(Chart and figure data)

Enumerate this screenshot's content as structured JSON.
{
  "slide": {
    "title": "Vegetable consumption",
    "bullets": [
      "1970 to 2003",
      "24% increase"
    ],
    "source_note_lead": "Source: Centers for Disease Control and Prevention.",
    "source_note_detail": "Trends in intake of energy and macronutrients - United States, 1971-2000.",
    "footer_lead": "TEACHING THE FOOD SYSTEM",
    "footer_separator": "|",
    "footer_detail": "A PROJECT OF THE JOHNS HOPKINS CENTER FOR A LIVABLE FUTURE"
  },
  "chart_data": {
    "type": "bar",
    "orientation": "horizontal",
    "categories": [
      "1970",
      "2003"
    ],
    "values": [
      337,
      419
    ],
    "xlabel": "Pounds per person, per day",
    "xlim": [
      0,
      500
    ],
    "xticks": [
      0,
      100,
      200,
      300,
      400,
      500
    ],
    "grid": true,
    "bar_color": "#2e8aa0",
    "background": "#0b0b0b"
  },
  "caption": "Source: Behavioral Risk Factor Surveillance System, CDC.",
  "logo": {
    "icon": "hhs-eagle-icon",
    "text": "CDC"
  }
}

--

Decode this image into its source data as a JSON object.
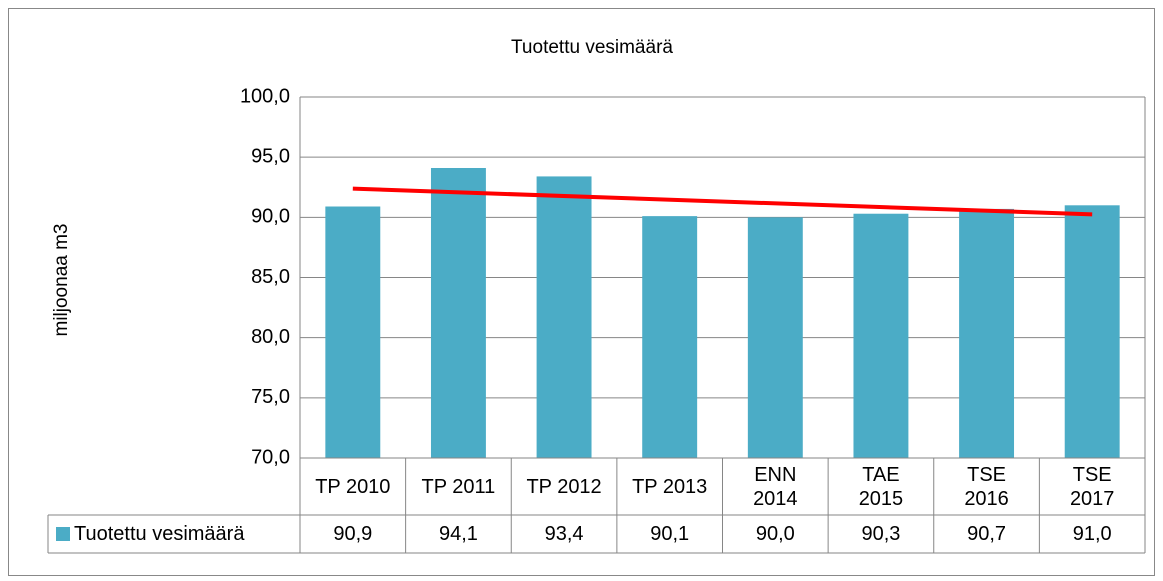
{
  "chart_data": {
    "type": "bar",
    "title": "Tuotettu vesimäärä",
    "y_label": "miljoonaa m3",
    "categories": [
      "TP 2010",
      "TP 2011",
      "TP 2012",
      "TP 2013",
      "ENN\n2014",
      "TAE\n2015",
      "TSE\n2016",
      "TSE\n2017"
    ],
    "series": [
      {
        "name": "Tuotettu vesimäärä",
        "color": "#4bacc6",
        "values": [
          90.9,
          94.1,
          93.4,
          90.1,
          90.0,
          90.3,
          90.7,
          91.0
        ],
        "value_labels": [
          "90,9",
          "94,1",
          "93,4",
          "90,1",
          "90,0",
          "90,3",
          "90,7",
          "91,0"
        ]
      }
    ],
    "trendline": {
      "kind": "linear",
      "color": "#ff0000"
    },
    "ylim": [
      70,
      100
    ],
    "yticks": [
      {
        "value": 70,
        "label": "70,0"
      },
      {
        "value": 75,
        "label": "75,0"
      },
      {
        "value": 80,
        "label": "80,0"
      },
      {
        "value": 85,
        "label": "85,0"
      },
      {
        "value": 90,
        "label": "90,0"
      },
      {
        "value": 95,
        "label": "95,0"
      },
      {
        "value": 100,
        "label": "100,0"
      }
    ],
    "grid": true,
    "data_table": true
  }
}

• **Task statement**
Copy out every line from the material above in which the word "JSON" appears.

• **Solution to this task**
Enumerate this screenshot's content as structured JSON.
Decode this image into its source data as a JSON object.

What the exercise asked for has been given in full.